(Dataset items)
□ □ □
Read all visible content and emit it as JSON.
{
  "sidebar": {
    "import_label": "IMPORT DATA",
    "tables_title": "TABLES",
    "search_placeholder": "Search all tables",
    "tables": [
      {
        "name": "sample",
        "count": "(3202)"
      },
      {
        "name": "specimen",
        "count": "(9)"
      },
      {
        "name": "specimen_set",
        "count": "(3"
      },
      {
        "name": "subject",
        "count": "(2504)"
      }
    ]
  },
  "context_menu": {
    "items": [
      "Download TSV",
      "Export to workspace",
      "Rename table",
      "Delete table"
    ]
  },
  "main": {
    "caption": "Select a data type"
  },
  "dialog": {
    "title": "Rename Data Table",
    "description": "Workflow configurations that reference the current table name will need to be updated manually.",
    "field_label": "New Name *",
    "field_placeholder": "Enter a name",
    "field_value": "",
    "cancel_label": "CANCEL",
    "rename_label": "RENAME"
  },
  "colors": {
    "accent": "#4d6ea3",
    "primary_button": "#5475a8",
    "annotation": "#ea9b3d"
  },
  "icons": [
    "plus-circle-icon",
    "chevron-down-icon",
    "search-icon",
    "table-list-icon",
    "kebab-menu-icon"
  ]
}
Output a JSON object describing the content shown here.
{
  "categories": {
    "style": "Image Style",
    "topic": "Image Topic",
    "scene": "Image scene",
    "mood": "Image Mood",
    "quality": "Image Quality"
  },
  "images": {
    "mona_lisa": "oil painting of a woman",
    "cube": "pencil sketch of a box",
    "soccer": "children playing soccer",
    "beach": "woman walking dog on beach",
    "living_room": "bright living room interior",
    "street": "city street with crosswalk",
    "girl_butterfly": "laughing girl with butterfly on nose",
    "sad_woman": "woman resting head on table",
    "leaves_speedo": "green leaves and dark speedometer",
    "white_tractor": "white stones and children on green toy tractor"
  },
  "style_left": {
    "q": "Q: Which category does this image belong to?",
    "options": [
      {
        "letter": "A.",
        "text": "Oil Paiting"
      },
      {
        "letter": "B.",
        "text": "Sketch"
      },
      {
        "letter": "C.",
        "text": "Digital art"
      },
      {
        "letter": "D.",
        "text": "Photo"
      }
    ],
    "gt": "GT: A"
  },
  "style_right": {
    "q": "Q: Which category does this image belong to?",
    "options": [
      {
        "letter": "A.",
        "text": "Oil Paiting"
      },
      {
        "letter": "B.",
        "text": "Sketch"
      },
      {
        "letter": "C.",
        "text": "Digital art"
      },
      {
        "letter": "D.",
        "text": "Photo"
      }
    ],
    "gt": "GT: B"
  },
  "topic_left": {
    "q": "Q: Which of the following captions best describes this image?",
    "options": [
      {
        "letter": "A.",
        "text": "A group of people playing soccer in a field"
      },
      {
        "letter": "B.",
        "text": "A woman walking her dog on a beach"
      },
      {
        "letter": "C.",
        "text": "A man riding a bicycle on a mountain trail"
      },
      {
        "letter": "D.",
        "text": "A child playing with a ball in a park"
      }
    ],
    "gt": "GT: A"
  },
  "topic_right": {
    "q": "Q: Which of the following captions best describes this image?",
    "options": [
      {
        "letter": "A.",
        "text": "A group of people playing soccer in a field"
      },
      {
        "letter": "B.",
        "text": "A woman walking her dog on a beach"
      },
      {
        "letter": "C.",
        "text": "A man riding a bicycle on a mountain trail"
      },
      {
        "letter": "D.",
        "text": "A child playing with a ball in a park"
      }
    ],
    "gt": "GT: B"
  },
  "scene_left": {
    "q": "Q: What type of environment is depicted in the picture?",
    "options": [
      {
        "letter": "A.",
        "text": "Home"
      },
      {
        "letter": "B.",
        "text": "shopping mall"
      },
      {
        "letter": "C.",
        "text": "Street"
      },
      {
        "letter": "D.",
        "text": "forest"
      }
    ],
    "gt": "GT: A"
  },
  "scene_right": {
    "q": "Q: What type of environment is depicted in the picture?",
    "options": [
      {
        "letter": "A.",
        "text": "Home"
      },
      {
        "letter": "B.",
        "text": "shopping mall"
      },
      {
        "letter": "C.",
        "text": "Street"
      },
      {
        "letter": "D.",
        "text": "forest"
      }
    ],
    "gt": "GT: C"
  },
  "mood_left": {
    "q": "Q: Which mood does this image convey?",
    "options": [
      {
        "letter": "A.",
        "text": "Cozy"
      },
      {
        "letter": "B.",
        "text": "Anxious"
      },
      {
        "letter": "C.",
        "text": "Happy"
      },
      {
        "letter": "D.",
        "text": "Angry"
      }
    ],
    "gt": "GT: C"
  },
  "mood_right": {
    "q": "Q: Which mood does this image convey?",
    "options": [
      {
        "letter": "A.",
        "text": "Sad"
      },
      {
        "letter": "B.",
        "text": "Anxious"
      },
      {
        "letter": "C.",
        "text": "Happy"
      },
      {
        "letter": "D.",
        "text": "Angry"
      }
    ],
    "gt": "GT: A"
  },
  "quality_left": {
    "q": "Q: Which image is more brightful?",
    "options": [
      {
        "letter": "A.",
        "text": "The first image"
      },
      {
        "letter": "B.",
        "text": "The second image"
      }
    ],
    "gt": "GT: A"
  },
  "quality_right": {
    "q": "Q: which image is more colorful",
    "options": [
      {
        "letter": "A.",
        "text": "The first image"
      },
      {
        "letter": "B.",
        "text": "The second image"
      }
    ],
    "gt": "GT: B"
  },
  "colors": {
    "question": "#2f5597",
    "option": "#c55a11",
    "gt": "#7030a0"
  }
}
□ □ □
→ **TASK INSTRUCTIONS**
Reproduce the complete set of lines precisely as supplied.

→ **COMPLETE RESPONSE**
Read all visible content and emit it as JSON.
{
  "sidebar": {
    "import_label": "IMPORT DATA",
    "tables_title": "TABLES",
    "search_placeholder": "Search all tables",
    "tables": [
      {
        "name": "sample",
        "count": "(3202)"
      },
      {
        "name": "specimen",
        "count": "(9)"
      },
      {
        "name": "specimen_set",
        "count": "(3"
      },
      {
        "name": "subject",
        "count": "(2504)"
      }
    ]
  },
  "context_menu": {
    "items": [
      "Download TSV",
      "Export to workspace",
      "Rename table",
      "Delete table"
    ]
  },
  "main": {
    "caption": "Select a data type"
  },
  "dialog": {
    "title": "Rename Data Table",
    "description": "Workflow configurations that reference the current table name will need to be updated manually.",
    "field_label": "New Name *",
    "field_placeholder": "Enter a name",
    "field_value": "",
    "cancel_label": "CANCEL",
    "rename_label": "RENAME"
  },
  "colors": {
    "accent": "#4d6ea3",
    "primary_button": "#5475a8",
    "annotation": "#ea9b3d"
  },
  "icons": [
    "plus-circle-icon",
    "chevron-down-icon",
    "search-icon",
    "table-list-icon",
    "kebab-menu-icon"
  ]
}
Output a JSON object describing the content shown here.
{
  "categories": {
    "style": "Image Style",
    "topic": "Image Topic",
    "scene": "Image scene",
    "mood": "Image Mood",
    "quality": "Image Quality"
  },
  "images": {
    "mona_lisa": "oil painting of a woman",
    "cube": "pencil sketch of a box",
    "soccer": "children playing soccer",
    "beach": "woman walking dog on beach",
    "living_room": "bright living room interior",
    "street": "city street with crosswalk",
    "girl_butterfly": "laughing girl with butterfly on nose",
    "sad_woman": "woman resting head on table",
    "leaves_speedo": "green leaves and dark speedometer",
    "white_tractor": "white stones and children on green toy tractor"
  },
  "style_left": {
    "q": "Q: Which category does this image belong to?",
    "options": [
      {
        "letter": "A.",
        "text": "Oil Paiting"
      },
      {
        "letter": "B.",
        "text": "Sketch"
      },
      {
        "letter": "C.",
        "text": "Digital art"
      },
      {
        "letter": "D.",
        "text": "Photo"
      }
    ],
    "gt": "GT: A"
  },
  "style_right": {
    "q": "Q: Which category does this image belong to?",
    "options": [
      {
        "letter": "A.",
        "text": "Oil Paiting"
      },
      {
        "letter": "B.",
        "text": "Sketch"
      },
      {
        "letter": "C.",
        "text": "Digital art"
      },
      {
        "letter": "D.",
        "text": "Photo"
      }
    ],
    "gt": "GT: B"
  },
  "topic_left": {
    "q": "Q: Which of the following captions best describes this image?",
    "options": [
      {
        "letter": "A.",
        "text": "A group of people playing soccer in a field"
      },
      {
        "letter": "B.",
        "text": "A woman walking her dog on a beach"
      },
      {
        "letter": "C.",
        "text": "A man riding a bicycle on a mountain trail"
      },
      {
        "letter": "D.",
        "text": "A child playing with a ball in a park"
      }
    ],
    "gt": "GT: A"
  },
  "topic_right": {
    "q": "Q: Which of the following captions best describes this image?",
    "options": [
      {
        "letter": "A.",
        "text": "A group of people playing soccer in a field"
      },
      {
        "letter": "B.",
        "text": "A woman walking her dog on a beach"
      },
      {
        "letter": "C.",
        "text": "A man riding a bicycle on a mountain trail"
      },
      {
        "letter": "D.",
        "text": "A child playing with a ball in a park"
      }
    ],
    "gt": "GT: B"
  },
  "scene_left": {
    "q": "Q: What type of environment is depicted in the picture?",
    "options": [
      {
        "letter": "A.",
        "text": "Home"
      },
      {
        "letter": "B.",
        "text": "shopping mall"
      },
      {
        "letter": "C.",
        "text": "Street"
      },
      {
        "letter": "D.",
        "text": "forest"
      }
    ],
    "gt": "GT: A"
  },
  "scene_right": {
    "q": "Q: What type of environment is depicted in the picture?",
    "options": [
      {
        "letter": "A.",
        "text": "Home"
      },
      {
        "letter": "B.",
        "text": "shopping mall"
      },
      {
        "letter": "C.",
        "text": "Street"
      },
      {
        "letter": "D.",
        "text": "forest"
      }
    ],
    "gt": "GT: C"
  },
  "mood_left": {
    "q": "Q: Which mood does this image convey?",
    "options": [
      {
        "letter": "A.",
        "text": "Cozy"
      },
      {
        "letter": "B.",
        "text": "Anxious"
      },
      {
        "letter": "C.",
        "text": "Happy"
      },
      {
        "letter": "D.",
        "text": "Angry"
      }
    ],
    "gt": "GT: C"
  },
  "mood_right": {
    "q": "Q: Which mood does this image convey?",
    "options": [
      {
        "letter": "A.",
        "text": "Sad"
      },
      {
        "letter": "B.",
        "text": "Anxious"
      },
      {
        "letter": "C.",
        "text": "Happy"
      },
      {
        "letter": "D.",
        "text": "Angry"
      }
    ],
    "gt": "GT: A"
  },
  "quality_left": {
    "q": "Q: Which image is more brightful?",
    "options": [
      {
        "letter": "A.",
        "text": "The first image"
      },
      {
        "letter": "B.",
        "text": "The second image"
      }
    ],
    "gt": "GT: A"
  },
  "quality_right": {
    "q": "Q: which image is more colorful",
    "options": [
      {
        "letter": "A.",
        "text": "The first image"
      },
      {
        "letter": "B.",
        "text": "The second image"
      }
    ],
    "gt": "GT: B"
  },
  "colors": {
    "question": "#2f5597",
    "option": "#c55a11",
    "gt": "#7030a0"
  }
}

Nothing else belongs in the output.